▸ **TO BE DONE**: Identify every line containing the word "labels" and reproduce each one.

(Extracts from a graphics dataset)
● ● ●

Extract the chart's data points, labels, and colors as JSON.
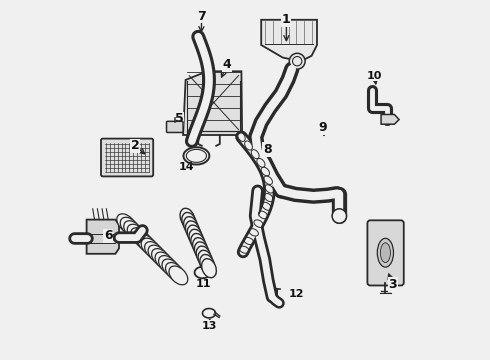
{
  "bg_color": "#f0f0f0",
  "line_color": "#2a2a2a",
  "label_color": "#111111",
  "figsize": [
    4.9,
    3.6
  ],
  "dpi": 100,
  "labels": {
    "1": {
      "lpos": [
        0.615,
        0.945
      ],
      "apos": [
        0.615,
        0.875
      ]
    },
    "2": {
      "lpos": [
        0.195,
        0.595
      ],
      "apos": [
        0.23,
        0.565
      ]
    },
    "3": {
      "lpos": [
        0.91,
        0.21
      ],
      "apos": [
        0.895,
        0.25
      ]
    },
    "4": {
      "lpos": [
        0.45,
        0.82
      ],
      "apos": [
        0.43,
        0.775
      ]
    },
    "5": {
      "lpos": [
        0.318,
        0.67
      ],
      "apos": [
        0.33,
        0.645
      ]
    },
    "6": {
      "lpos": [
        0.12,
        0.345
      ],
      "apos": [
        0.148,
        0.328
      ]
    },
    "7": {
      "lpos": [
        0.38,
        0.955
      ],
      "apos": [
        0.378,
        0.9
      ]
    },
    "8": {
      "lpos": [
        0.562,
        0.585
      ],
      "apos": [
        0.545,
        0.558
      ]
    },
    "9": {
      "lpos": [
        0.715,
        0.645
      ],
      "apos": [
        0.722,
        0.612
      ]
    },
    "10": {
      "lpos": [
        0.86,
        0.79
      ],
      "apos": [
        0.865,
        0.755
      ]
    },
    "11": {
      "lpos": [
        0.385,
        0.21
      ],
      "apos": [
        0.385,
        0.24
      ]
    },
    "12": {
      "lpos": [
        0.642,
        0.183
      ],
      "apos": [
        0.61,
        0.183
      ]
    },
    "13": {
      "lpos": [
        0.402,
        0.095
      ],
      "apos": [
        0.402,
        0.125
      ]
    },
    "14": {
      "lpos": [
        0.338,
        0.535
      ],
      "apos": [
        0.345,
        0.558
      ]
    }
  }
}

● ● ●

▸ **RESULT FOR THIS EXERCISE**:
Extract the chart's data points, labels, and colors as JSON.
  "labels": {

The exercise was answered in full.